Quesito a.
Verifica se ciascuna delle affermazioni seguenti concorda con il brano sulle barche a vela e sulle passere. Rispondi sì o no e cita tra virgolette le parole del brano che lo decidono.
(i) Le passere sono barche lunghe sei o sette metri.
(ii) Le passere venivano costruite soprattutto negli squeri dalmati.
(iii) Per l'assioma di Conrad un'imbarcazione è bella soltanto da determinati angoli di visuale.

---------- Testo fonte

Ricordo di essermi stupito, un giorno, quando sentii una persona lamentarsi dell'eccessiva quantità di barche a vela ormeggiate a Trieste. Erano per lo più brutte, diceva, non si muovevano mai e la barriera degli alberi e del sartiame impediva la libera visione del mare. Ahimè, era vero. Io ero rimasto fermo all'assioma di Joseph Conrad, secondo cui un'imbarcazione è sempre bella ed è tale sotto qualsiasi angolo di visuale. Ma lo Specchio del Mare di Conrad, naturalmente, era il canto del cigno dell'epoca della navigazione a vela, un'attività così profondamente impressa nella mente umana che ancora oggi facciamo inconsciamente riferimento a quel mondo, anche oggi che le imbarcazioni sono brutte e non vanno più a vela.
Non tutte. Chi arriva a Sistiana e si incammina lungo il molo principale vedrà forse, ormeggiata ad una boa o qualche volta affiancata al molo, una barca che si distingue tra la folla di scafi anonimi. È una passera, una di quelle barchette di sei o sette metri che si costruivano un tempo negli squeri istriani e dalmati, ma soprattutto quarnerini (spesso le passere sono definite tout court 'passere lussignane'). Barche eleganti, veloci, di aspetto internazionale eppure profondamente legate a queste coste e quasi create apposta per esse.

--------------------
---------- Righe fornite

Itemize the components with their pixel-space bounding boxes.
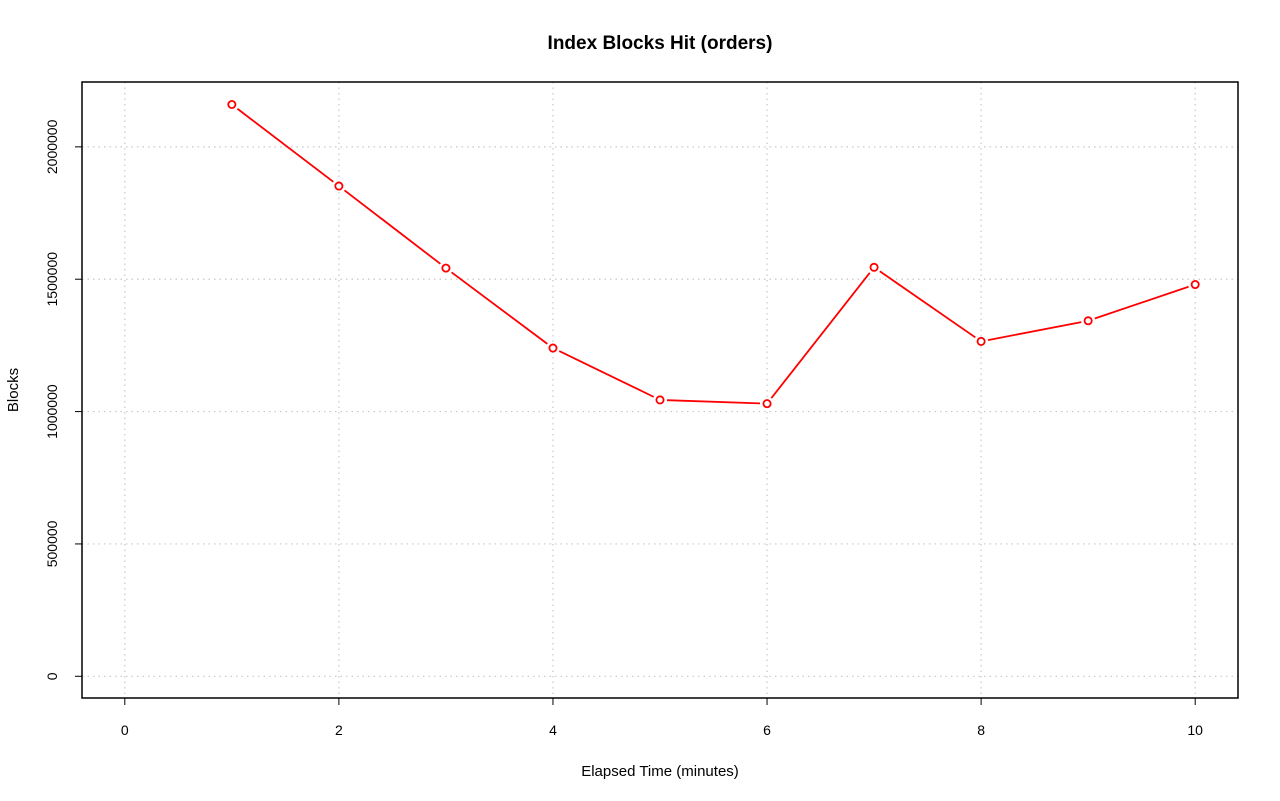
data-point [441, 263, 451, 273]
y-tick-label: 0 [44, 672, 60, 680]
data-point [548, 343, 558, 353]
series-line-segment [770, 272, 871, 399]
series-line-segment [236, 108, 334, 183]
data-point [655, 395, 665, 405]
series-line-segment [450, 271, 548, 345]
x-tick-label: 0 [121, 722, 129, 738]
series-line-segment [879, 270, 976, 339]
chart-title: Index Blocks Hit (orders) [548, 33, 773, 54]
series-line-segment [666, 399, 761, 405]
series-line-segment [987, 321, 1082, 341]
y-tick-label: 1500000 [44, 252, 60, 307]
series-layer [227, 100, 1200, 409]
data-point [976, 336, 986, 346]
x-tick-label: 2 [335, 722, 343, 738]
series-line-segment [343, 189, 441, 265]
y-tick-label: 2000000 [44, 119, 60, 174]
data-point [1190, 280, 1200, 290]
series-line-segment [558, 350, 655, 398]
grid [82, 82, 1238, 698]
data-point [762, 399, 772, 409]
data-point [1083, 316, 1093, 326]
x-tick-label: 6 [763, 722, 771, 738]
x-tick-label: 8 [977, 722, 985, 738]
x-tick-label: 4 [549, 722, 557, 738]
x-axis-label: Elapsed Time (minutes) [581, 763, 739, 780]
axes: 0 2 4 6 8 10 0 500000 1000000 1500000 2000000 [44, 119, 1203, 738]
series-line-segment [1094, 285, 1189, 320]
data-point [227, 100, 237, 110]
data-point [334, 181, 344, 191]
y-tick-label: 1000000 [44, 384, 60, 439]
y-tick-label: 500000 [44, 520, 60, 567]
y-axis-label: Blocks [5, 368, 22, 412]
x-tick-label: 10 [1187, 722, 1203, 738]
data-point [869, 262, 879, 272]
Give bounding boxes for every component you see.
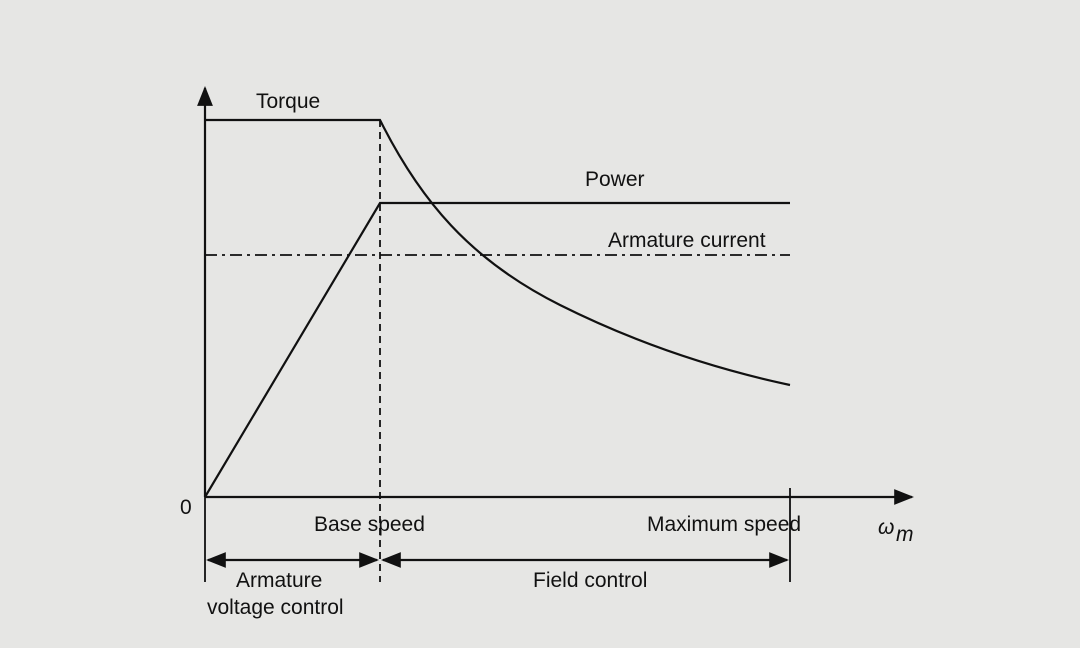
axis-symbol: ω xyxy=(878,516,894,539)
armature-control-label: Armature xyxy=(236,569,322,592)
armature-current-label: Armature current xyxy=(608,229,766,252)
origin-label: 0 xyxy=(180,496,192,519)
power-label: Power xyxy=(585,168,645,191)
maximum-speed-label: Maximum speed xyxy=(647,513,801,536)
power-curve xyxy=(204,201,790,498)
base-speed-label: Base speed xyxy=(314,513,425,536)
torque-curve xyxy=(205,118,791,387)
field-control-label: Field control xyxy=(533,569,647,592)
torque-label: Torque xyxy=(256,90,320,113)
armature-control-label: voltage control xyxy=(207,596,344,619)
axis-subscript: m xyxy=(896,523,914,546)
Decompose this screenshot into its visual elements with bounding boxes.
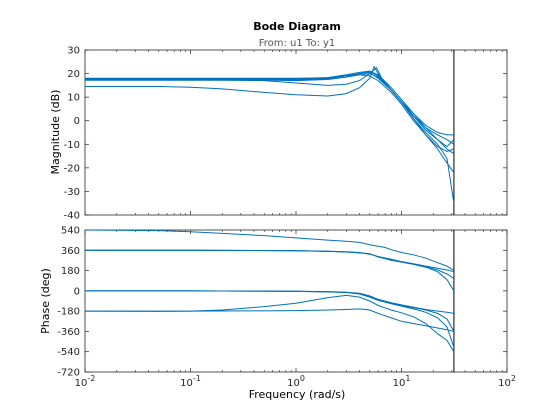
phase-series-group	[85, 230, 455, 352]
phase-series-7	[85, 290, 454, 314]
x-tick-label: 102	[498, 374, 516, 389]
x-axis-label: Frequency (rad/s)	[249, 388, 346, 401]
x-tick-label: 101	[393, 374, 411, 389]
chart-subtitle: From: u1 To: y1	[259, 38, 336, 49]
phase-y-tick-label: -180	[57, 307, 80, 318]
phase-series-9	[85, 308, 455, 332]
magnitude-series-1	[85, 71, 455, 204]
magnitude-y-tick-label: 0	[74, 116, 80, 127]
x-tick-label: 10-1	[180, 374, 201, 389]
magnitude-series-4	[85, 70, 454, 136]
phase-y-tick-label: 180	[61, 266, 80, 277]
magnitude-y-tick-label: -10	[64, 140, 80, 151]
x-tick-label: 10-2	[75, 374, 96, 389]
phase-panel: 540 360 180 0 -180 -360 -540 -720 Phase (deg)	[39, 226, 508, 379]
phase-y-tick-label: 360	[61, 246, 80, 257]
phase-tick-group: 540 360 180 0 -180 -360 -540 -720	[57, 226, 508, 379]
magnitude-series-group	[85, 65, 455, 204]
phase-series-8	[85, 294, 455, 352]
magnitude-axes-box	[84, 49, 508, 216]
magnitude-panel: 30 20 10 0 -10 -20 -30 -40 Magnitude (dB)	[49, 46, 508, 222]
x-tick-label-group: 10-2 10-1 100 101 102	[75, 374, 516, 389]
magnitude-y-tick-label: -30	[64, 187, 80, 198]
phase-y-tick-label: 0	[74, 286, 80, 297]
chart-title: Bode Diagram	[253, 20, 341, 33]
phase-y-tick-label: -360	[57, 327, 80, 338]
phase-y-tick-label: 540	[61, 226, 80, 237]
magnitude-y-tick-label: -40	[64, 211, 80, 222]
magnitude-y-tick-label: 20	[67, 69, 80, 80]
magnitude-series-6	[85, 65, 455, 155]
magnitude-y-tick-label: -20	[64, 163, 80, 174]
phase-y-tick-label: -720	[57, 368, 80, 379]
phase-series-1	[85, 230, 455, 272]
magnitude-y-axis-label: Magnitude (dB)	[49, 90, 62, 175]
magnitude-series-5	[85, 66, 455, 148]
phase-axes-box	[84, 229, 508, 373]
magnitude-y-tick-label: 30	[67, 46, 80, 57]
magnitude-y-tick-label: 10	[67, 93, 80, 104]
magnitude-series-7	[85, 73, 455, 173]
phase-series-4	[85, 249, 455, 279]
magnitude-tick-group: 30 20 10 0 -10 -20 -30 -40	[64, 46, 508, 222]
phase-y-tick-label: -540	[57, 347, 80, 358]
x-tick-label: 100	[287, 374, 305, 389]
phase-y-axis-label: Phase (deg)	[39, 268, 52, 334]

--------------------

Quesito b.
Nelle righe fornite, riporta la parte che si apre con la riga contenente "230, 455, 352]" e si chiude con quella contenente "49, 508, 216]". Sostituisci "x-tick-label" con "x-axis-tick" e lascia invariato tutto il resto.

Soluzione completa a.
(i) Sì: «una di quelle barchette di sei o sette metri».
(ii) No: «ma soprattutto quarnerini».
(iii) No: «un'imbarcazione è sempre bella ed è tale sotto qualsiasi angolo di visuale».

Soluzione completa b.
phase-series-group	[85, 230, 455, 352]
phase-series-7	[85, 290, 454, 314]
x-axis-tick: 102	[498, 374, 516, 389]
x-axis-label: Frequency (rad/s)	[249, 388, 346, 401]
x-axis-tick: 101	[393, 374, 411, 389]
chart-subtitle: From: u1 To: y1	[259, 38, 336, 49]
phase-y-tick-label: -180	[57, 307, 80, 318]
phase-series-9	[85, 308, 455, 332]
magnitude-series-1	[85, 71, 455, 204]
magnitude-y-tick-label: 0	[74, 116, 80, 127]
x-axis-tick: 10-1	[180, 374, 201, 389]
magnitude-series-4	[85, 70, 454, 136]
phase-y-tick-label: 180	[61, 266, 80, 277]
magnitude-y-tick-label: -10	[64, 140, 80, 151]
x-axis-tick: 10-2	[75, 374, 96, 389]
phase-panel: 540 360 180 0 -180 -360 -540 -720 Phase (deg)	[39, 226, 508, 379]
phase-y-tick-label: 360	[61, 246, 80, 257]
phase-tick-group: 540 360 180 0 -180 -360 -540 -720	[57, 226, 508, 379]
magnitude-series-group	[85, 65, 455, 204]
phase-series-8	[85, 294, 455, 352]
magnitude-axes-box	[84, 49, 508, 216]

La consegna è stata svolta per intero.